* TASK TO COMPLETE
Return the line containing "Give me a plain-text" and all lines after it exactly; stop at the end of the material.

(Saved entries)
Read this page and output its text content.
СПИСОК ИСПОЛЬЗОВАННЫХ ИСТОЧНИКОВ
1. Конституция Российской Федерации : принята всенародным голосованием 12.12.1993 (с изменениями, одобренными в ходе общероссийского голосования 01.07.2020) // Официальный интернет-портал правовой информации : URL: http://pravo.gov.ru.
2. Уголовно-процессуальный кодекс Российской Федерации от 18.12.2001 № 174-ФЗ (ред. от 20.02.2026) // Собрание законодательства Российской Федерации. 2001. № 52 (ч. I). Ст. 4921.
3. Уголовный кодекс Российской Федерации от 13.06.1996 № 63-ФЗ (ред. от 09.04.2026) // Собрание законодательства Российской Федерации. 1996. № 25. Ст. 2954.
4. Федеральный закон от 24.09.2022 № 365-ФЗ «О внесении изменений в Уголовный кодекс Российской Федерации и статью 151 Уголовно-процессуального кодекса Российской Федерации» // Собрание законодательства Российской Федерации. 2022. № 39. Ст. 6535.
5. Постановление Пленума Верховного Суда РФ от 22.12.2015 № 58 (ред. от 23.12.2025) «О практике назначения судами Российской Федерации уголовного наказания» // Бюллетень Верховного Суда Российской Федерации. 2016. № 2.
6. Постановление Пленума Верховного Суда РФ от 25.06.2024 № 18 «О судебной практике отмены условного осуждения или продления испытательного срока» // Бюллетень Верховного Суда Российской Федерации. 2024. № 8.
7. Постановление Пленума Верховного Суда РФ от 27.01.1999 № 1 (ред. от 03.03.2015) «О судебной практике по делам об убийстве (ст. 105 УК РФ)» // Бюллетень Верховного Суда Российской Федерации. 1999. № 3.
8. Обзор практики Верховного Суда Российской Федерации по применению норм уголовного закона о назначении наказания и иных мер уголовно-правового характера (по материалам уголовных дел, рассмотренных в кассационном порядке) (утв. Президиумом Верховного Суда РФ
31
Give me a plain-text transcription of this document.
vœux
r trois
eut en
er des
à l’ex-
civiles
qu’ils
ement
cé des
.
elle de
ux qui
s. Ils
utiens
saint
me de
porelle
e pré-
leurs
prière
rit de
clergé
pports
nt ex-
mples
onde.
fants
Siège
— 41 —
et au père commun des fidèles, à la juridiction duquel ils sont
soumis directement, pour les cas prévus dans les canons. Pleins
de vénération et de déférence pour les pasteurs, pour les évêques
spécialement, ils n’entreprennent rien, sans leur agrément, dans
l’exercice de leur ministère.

* WRITTEN ANSWER
Give me a plain-text transcription of this document.
vœux
r trois
eut en
er des
à l’ex-
civiles
qu’ils
ement
cé des
.
elle de
ux qui
s. Ils
utiens
saint
me de
porelle
e pré-
leurs
prière
rit de
clergé
pports
nt ex-
mples
onde.
fants
Siège
— 41 —
et au père commun des fidèles, à la juridiction duquel ils sont
soumis directement, pour les cas prévus dans les canons. Pleins
de vénération et de déférence pour les pasteurs, pour les évêques
spécialement, ils n’entreprennent rien, sans leur agrément, dans
l’exercice de leur ministère.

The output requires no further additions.